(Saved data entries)
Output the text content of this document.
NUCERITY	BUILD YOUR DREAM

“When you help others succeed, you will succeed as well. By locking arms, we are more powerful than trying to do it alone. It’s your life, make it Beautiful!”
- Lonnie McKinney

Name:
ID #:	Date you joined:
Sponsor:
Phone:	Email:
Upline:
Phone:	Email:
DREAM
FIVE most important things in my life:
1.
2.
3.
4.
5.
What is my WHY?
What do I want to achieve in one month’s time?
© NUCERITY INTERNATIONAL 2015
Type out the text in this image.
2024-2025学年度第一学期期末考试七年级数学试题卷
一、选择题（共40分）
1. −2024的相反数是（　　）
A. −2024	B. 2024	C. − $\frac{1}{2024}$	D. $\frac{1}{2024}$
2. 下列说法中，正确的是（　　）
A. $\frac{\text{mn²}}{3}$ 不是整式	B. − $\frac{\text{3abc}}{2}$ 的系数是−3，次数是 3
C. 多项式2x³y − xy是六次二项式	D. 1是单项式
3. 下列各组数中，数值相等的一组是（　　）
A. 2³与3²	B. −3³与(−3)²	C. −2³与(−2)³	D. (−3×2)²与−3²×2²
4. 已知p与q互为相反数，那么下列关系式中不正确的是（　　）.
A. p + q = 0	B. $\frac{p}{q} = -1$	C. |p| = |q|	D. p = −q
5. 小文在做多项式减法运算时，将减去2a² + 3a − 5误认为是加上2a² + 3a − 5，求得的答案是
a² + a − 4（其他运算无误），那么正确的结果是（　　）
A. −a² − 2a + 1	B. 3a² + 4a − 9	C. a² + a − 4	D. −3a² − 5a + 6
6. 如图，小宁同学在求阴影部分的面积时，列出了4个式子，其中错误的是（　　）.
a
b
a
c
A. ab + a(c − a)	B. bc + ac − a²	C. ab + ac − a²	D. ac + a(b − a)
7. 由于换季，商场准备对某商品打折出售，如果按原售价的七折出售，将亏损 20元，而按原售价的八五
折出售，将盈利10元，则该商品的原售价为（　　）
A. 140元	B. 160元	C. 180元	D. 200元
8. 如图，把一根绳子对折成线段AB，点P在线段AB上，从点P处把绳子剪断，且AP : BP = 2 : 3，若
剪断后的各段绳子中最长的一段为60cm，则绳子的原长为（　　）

## Job
Generate an exact reproduction of all entries.

## Answer below
Output the text content of this document.
NUCERITY	BUILD YOUR DREAM

“When you help others succeed, you will succeed as well. By locking arms, we are more powerful than trying to do it alone. It’s your life, make it Beautiful!”
- Lonnie McKinney

Name:
ID #:	Date you joined:
Sponsor:
Phone:	Email:
Upline:
Phone:	Email:
DREAM
FIVE most important things in my life:
1.
2.
3.
4.
5.
What is my WHY?
What do I want to achieve in one month’s time?
© NUCERITY INTERNATIONAL 2015
Type out the text in this image.
2024-2025学年度第一学期期末考试七年级数学试题卷
一、选择题（共40分）
1. −2024的相反数是（　　）
A. −2024	B. 2024	C. − $\frac{1}{2024}$	D. $\frac{1}{2024}$
2. 下列说法中，正确的是（　　）
A. $\frac{\text{mn²}}{3}$ 不是整式	B. − $\frac{\text{3abc}}{2}$ 的系数是−3，次数是 3
C. 多项式2x³y − xy是六次二项式	D. 1是单项式
3. 下列各组数中，数值相等的一组是（　　）
A. 2³与3²	B. −3³与(−3)²	C. −2³与(−2)³	D. (−3×2)²与−3²×2²
4. 已知p与q互为相反数，那么下列关系式中不正确的是（　　）.
A. p + q = 0	B. $\frac{p}{q} = -1$	C. |p| = |q|	D. p = −q
5. 小文在做多项式减法运算时，将减去2a² + 3a − 5误认为是加上2a² + 3a − 5，求得的答案是
a² + a − 4（其他运算无误），那么正确的结果是（　　）
A. −a² − 2a + 1	B. 3a² + 4a − 9	C. a² + a − 4	D. −3a² − 5a + 6
6. 如图，小宁同学在求阴影部分的面积时，列出了4个式子，其中错误的是（　　）.
a
b
a
c
A. ab + a(c − a)	B. bc + ac − a²	C. ab + ac − a²	D. ac + a(b − a)
7. 由于换季，商场准备对某商品打折出售，如果按原售价的七折出售，将亏损 20元，而按原售价的八五
折出售，将盈利10元，则该商品的原售价为（　　）
A. 140元	B. 160元	C. 180元	D. 200元
8. 如图，把一根绳子对折成线段AB，点P在线段AB上，从点P处把绳子剪断，且AP : BP = 2 : 3，若
剪断后的各段绳子中最长的一段为60cm，则绳子的原长为（　　）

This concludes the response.